■ **Short exercise**:
Find the lines with "протокол" in them and copy them out.

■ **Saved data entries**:
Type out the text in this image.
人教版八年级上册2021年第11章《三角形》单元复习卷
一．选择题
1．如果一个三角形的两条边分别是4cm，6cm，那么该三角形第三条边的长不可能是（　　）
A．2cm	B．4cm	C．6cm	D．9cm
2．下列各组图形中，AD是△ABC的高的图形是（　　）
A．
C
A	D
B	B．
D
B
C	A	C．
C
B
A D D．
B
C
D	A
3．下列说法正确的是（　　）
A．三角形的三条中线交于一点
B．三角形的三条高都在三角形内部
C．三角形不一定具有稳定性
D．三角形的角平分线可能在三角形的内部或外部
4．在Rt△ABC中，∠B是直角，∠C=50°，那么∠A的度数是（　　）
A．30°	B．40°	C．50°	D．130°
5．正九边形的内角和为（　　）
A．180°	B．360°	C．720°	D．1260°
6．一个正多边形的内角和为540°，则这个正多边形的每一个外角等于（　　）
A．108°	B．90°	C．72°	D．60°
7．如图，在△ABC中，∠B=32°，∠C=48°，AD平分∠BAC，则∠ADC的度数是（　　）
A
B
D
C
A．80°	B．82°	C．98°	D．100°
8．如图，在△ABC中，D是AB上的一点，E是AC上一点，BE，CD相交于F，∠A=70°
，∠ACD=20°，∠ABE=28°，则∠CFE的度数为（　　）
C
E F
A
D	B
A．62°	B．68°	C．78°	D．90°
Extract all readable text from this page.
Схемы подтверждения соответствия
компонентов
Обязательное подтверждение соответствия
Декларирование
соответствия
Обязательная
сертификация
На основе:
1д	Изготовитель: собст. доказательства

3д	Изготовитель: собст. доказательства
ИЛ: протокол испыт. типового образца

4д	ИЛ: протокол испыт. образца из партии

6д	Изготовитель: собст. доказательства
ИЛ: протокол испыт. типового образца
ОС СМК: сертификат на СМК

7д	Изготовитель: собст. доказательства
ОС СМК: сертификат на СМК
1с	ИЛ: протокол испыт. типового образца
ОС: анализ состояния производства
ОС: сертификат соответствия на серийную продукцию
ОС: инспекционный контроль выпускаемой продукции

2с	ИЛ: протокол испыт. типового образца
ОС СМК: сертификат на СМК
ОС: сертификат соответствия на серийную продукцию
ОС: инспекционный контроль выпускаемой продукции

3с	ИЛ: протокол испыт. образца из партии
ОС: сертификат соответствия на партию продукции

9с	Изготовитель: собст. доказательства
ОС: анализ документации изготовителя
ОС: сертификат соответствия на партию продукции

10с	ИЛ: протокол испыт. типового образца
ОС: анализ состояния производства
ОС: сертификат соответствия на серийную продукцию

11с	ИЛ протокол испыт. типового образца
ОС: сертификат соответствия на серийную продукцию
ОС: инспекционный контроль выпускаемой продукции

...

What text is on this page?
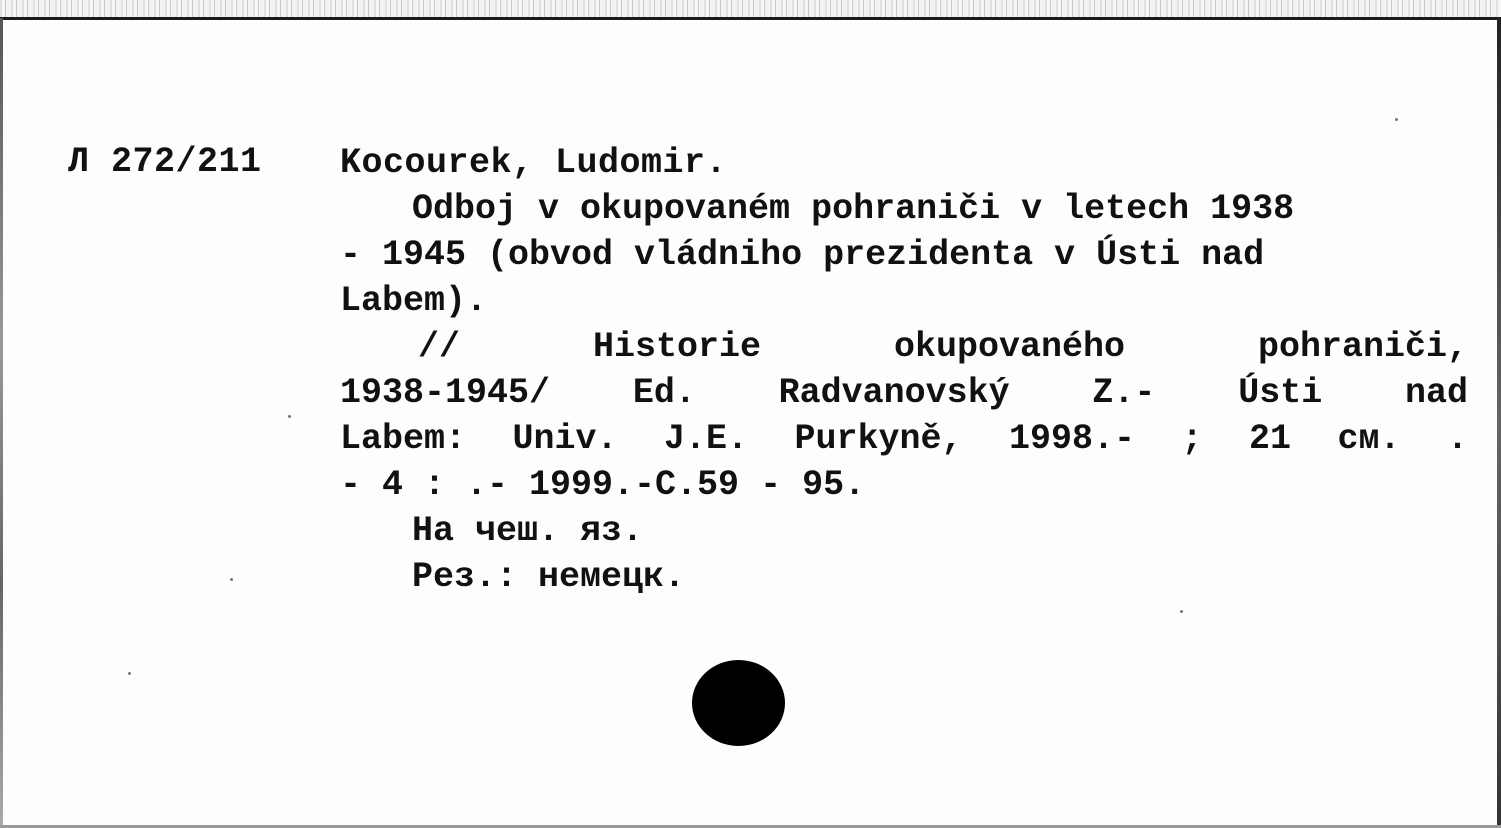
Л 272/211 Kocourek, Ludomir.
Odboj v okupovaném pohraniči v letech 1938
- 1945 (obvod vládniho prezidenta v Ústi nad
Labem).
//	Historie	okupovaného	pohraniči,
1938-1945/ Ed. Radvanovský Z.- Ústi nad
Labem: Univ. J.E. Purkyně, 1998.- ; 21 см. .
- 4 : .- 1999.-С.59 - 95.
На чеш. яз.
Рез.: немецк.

==

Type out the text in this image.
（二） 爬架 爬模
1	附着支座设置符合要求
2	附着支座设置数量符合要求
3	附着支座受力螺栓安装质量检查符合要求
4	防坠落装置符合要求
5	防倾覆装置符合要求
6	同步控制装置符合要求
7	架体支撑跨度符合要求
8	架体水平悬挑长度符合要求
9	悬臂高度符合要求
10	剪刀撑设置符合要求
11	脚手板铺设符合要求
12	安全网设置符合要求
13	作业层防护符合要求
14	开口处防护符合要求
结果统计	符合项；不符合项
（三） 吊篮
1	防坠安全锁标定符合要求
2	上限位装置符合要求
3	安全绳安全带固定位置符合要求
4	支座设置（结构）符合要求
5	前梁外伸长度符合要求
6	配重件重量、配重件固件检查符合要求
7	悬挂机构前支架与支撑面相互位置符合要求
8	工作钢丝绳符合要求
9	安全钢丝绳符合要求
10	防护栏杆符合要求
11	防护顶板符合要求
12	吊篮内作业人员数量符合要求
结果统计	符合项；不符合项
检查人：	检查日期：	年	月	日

■ **Exercise answer**:
ИЛ: протокол испыт. типового образца
4д	ИЛ: протокол испыт. образца из партии
ИЛ: протокол испыт. типового образца
1с	ИЛ: протокол испыт. типового образца
2с	ИЛ: протокол испыт. типового образца
3с	ИЛ: протокол испыт. образца из партии
10с	ИЛ: протокол испыт. типового образца
11с	ИЛ протокол испыт. типового образца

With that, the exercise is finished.